---------- INFORMATION SUPPLIED ----------

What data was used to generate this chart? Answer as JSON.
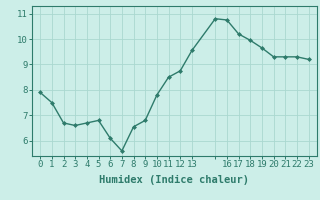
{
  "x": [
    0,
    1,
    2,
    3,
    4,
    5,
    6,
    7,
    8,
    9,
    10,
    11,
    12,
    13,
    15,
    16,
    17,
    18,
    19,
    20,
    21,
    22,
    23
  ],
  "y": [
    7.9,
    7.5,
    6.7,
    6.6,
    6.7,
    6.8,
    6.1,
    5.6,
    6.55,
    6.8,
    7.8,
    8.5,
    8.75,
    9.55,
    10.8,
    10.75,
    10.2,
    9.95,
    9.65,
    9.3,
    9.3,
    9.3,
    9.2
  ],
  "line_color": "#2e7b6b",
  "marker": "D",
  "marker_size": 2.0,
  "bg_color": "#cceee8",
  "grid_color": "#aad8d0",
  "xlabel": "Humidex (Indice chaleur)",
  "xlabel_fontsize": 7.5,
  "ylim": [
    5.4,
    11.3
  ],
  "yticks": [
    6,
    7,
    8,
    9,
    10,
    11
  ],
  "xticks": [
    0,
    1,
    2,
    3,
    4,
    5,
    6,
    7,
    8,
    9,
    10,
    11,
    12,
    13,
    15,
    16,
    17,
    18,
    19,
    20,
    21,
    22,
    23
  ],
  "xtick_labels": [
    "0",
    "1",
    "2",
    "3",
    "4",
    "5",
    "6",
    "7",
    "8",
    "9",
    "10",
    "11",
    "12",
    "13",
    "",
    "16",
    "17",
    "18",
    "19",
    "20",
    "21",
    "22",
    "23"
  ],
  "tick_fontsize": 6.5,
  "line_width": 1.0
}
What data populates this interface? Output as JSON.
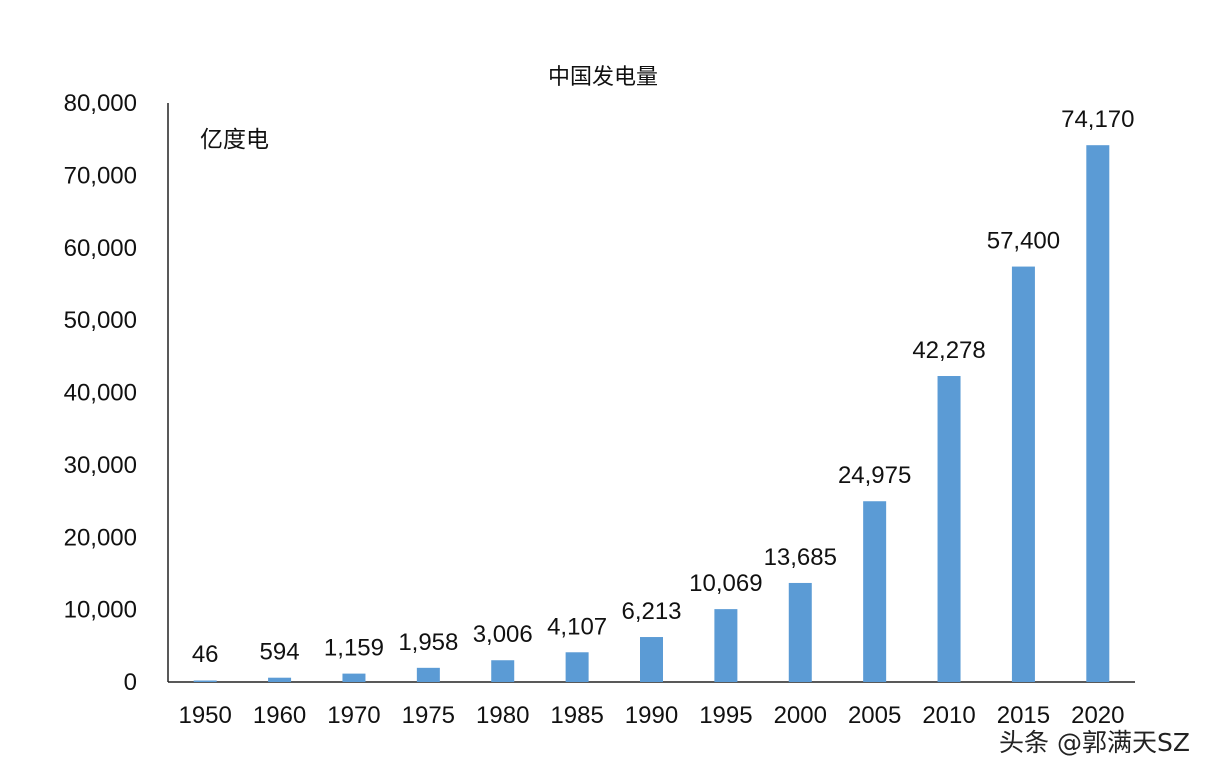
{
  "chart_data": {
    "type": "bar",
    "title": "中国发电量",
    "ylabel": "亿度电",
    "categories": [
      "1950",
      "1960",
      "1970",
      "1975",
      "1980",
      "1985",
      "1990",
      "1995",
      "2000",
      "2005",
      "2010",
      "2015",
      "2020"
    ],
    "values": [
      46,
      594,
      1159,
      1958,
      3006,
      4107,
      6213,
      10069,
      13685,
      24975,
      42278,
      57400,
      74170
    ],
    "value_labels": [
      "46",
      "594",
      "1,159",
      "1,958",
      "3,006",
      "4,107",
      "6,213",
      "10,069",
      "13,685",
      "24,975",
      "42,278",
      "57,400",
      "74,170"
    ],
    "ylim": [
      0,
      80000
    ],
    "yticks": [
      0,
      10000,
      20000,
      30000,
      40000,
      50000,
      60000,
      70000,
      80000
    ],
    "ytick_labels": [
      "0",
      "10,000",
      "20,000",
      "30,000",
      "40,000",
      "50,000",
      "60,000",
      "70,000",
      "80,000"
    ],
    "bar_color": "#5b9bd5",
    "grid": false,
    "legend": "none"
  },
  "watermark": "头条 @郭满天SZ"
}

----------

* **THE EXERCISE**
Print out the lines exactly, skipping any picture.

* **OUTPUT FOR THIS EXERCISE**
What data was used to generate this chart? Answer as JSON.
{
  "x": [
    0,
    1,
    2,
    3,
    4,
    5,
    6,
    7,
    8,
    9,
    10,
    11,
    12,
    13,
    15,
    16,
    17,
    18,
    19,
    20,
    21,
    22,
    23
  ],
  "y": [
    7.9,
    7.5,
    6.7,
    6.6,
    6.7,
    6.8,
    6.1,
    5.6,
    6.55,
    6.8,
    7.8,
    8.5,
    8.75,
    9.55,
    10.8,
    10.75,
    10.2,
    9.95,
    9.65,
    9.3,
    9.3,
    9.3,
    9.2
  ],
  "line_color": "#2e7b6b",
  "marker": "D",
  "marker_size": 2.0,
  "bg_color": "#cceee8",
  "grid_color": "#aad8d0",
  "xlabel": "Humidex (Indice chaleur)",
  "xlabel_fontsize": 7.5,
  "ylim": [
    5.4,
    11.3
  ],
  "yticks": [
    6,
    7,
    8,
    9,
    10,
    11
  ],
  "xticks": [
    0,
    1,
    2,
    3,
    4,
    5,
    6,
    7,
    8,
    9,
    10,
    11,
    12,
    13,
    15,
    16,
    17,
    18,
    19,
    20,
    21,
    22,
    23
  ],
  "xtick_labels": [
    "0",
    "1",
    "2",
    "3",
    "4",
    "5",
    "6",
    "7",
    "8",
    "9",
    "10",
    "11",
    "12",
    "13",
    "",
    "16",
    "17",
    "18",
    "19",
    "20",
    "21",
    "22",
    "23"
  ],
  "tick_fontsize": 6.5,
  "line_width": 1.0
}
What data populates this interface? Output as JSON.
{
  "chart_data": {
    "type": "bar",
    "title": "中国发电量",
    "ylabel": "亿度电",
    "categories": [
      "1950",
      "1960",
      "1970",
      "1975",
      "1980",
      "1985",
      "1990",
      "1995",
      "2000",
      "2005",
      "2010",
      "2015",
      "2020"
    ],
    "values": [
      46,
      594,
      1159,
      1958,
      3006,
      4107,
      6213,
      10069,
      13685,
      24975,
      42278,
      57400,
      74170
    ],
    "value_labels": [
      "46",
      "594",
      "1,159",
      "1,958",
      "3,006",
      "4,107",
      "6,213",
      "10,069",
      "13,685",
      "24,975",
      "42,278",
      "57,400",
      "74,170"
    ],
    "ylim": [
      0,
      80000
    ],
    "yticks": [
      0,
      10000,
      20000,
      30000,
      40000,
      50000,
      60000,
      70000,
      80000
    ],
    "ytick_labels": [
      "0",
      "10,000",
      "20,000",
      "30,000",
      "40,000",
      "50,000",
      "60,000",
      "70,000",
      "80,000"
    ],
    "bar_color": "#5b9bd5",
    "grid": false,
    "legend": "none"
  },
  "watermark": "头条 @郭满天SZ"
}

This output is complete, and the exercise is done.